▸ WORK TO COMPLETE
Copy each line of the listing below exactly.

▸ INPUT MATERIAL
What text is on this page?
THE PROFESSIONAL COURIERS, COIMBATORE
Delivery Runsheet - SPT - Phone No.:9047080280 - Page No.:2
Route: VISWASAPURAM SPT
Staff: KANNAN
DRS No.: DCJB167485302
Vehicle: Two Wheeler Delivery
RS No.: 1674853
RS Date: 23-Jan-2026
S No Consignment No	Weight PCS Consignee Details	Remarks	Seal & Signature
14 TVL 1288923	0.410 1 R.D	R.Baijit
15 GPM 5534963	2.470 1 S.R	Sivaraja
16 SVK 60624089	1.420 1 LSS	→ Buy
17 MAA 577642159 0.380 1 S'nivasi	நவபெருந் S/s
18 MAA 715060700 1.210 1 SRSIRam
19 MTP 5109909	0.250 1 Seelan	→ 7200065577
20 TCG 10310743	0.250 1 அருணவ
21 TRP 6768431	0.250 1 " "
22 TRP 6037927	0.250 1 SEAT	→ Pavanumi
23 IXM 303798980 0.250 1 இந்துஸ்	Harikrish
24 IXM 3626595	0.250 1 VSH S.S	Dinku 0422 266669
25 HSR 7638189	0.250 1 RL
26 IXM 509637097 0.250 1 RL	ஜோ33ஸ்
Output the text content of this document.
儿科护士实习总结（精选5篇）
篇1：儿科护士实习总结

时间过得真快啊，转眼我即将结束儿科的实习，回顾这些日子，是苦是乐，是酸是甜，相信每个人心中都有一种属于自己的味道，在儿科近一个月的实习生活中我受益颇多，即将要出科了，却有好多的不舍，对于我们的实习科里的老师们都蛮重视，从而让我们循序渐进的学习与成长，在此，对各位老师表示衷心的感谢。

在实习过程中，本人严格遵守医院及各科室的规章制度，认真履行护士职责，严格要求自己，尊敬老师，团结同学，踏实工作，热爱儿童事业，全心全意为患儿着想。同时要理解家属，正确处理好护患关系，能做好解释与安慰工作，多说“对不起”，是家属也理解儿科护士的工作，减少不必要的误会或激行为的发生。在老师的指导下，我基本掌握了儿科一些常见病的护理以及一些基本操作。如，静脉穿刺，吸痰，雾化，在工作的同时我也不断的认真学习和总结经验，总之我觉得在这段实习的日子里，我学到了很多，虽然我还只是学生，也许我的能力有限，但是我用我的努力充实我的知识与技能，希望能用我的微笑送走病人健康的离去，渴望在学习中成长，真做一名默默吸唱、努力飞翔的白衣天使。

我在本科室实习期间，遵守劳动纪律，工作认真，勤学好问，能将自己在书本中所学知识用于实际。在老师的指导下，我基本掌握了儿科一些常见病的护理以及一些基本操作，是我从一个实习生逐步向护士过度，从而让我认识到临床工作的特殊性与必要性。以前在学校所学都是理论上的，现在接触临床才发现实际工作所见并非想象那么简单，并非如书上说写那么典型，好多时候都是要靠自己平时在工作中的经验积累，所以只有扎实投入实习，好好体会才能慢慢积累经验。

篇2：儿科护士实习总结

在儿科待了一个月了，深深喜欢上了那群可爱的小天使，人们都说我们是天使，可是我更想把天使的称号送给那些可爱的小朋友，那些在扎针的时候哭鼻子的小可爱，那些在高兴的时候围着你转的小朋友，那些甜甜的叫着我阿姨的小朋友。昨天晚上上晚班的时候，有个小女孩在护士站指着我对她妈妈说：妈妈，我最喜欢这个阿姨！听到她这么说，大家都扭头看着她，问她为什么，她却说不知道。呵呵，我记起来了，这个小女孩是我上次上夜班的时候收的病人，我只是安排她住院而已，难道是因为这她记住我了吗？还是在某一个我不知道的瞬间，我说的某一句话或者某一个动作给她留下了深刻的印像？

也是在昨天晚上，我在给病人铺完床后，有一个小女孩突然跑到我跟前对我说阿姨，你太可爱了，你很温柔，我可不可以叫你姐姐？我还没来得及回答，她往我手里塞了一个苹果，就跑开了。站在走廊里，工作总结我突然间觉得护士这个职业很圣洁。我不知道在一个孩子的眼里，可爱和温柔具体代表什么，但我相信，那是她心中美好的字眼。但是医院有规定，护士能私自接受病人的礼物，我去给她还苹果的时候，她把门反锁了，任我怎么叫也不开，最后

▸ RESULT OF THE EXERCISE
What text is on this page?
THE PROFESSIONAL COURIERS, COIMBATORE
Delivery Runsheet - SPT - Phone No.:9047080280 - Page No.:2
Route: VISWASAPURAM SPT
Staff: KANNAN
DRS No.: DCJB167485302
Vehicle: Two Wheeler Delivery
RS No.: 1674853
RS Date: 23-Jan-2026
S No Consignment No	Weight PCS Consignee Details	Remarks	Seal & Signature
14 TVL 1288923	0.410 1 R.D	R.Baijit
15 GPM 5534963	2.470 1 S.R	Sivaraja
16 SVK 60624089	1.420 1 LSS	→ Buy
17 MAA 577642159 0.380 1 S'nivasi	நவபெருந் S/s
18 MAA 715060700 1.210 1 SRSIRam
19 MTP 5109909	0.250 1 Seelan	→ 7200065577
20 TCG 10310743	0.250 1 அருணவ
21 TRP 6768431	0.250 1 " "
22 TRP 6037927	0.250 1 SEAT	→ Pavanumi
23 IXM 303798980 0.250 1 இந்துஸ்	Harikrish
24 IXM 3626595	0.250 1 VSH S.S	Dinku 0422 266669
25 HSR 7638189	0.250 1 RL
26 IXM 509637097 0.250 1 RL	ஜோ33ஸ்
Output the text content of this document.
儿科护士实习总结（精选5篇）
篇1：儿科护士实习总结

时间过得真快啊，转眼我即将结束儿科的实习，回顾这些日子，是苦是乐，是酸是甜，相信每个人心中都有一种属于自己的味道，在儿科近一个月的实习生活中我受益颇多，即将要出科了，却有好多的不舍，对于我们的实习科里的老师们都蛮重视，从而让我们循序渐进的学习与成长，在此，对各位老师表示衷心的感谢。

在实习过程中，本人严格遵守医院及各科室的规章制度，认真履行护士职责，严格要求自己，尊敬老师，团结同学，踏实工作，热爱儿童事业，全心全意为患儿着想。同时要理解家属，正确处理好护患关系，能做好解释与安慰工作，多说“对不起”，是家属也理解儿科护士的工作，减少不必要的误会或激行为的发生。在老师的指导下，我基本掌握了儿科一些常见病的护理以及一些基本操作。如，静脉穿刺，吸痰，雾化，在工作的同时我也不断的认真学习和总结经验，总之我觉得在这段实习的日子里，我学到了很多，虽然我还只是学生，也许我的能力有限，但是我用我的努力充实我的知识与技能，希望能用我的微笑送走病人健康的离去，渴望在学习中成长，真做一名默默吸唱、努力飞翔的白衣天使。

我在本科室实习期间，遵守劳动纪律，工作认真，勤学好问，能将自己在书本中所学知识用于实际。在老师的指导下，我基本掌握了儿科一些常见病的护理以及一些基本操作，是我从一个实习生逐步向护士过度，从而让我认识到临床工作的特殊性与必要性。以前在学校所学都是理论上的，现在接触临床才发现实际工作所见并非想象那么简单，并非如书上说写那么典型，好多时候都是要靠自己平时在工作中的经验积累，所以只有扎实投入实习，好好体会才能慢慢积累经验。

篇2：儿科护士实习总结

在儿科待了一个月了，深深喜欢上了那群可爱的小天使，人们都说我们是天使，可是我更想把天使的称号送给那些可爱的小朋友，那些在扎针的时候哭鼻子的小可爱，那些在高兴的时候围着你转的小朋友，那些甜甜的叫着我阿姨的小朋友。昨天晚上上晚班的时候，有个小女孩在护士站指着我对她妈妈说：妈妈，我最喜欢这个阿姨！听到她这么说，大家都扭头看着她，问她为什么，她却说不知道。呵呵，我记起来了，这个小女孩是我上次上夜班的时候收的病人，我只是安排她住院而已，难道是因为这她记住我了吗？还是在某一个我不知道的瞬间，我说的某一句话或者某一个动作给她留下了深刻的印像？

也是在昨天晚上，我在给病人铺完床后，有一个小女孩突然跑到我跟前对我说阿姨，你太可爱了，你很温柔，我可不可以叫你姐姐？我还没来得及回答，她往我手里塞了一个苹果，就跑开了。站在走廊里，工作总结我突然间觉得护士这个职业很圣洁。我不知道在一个孩子的眼里，可爱和温柔具体代表什么，但我相信，那是她心中美好的字眼。但是医院有规定，护士能私自接受病人的礼物，我去给她还苹果的时候，她把门反锁了，任我怎么叫也不开，最后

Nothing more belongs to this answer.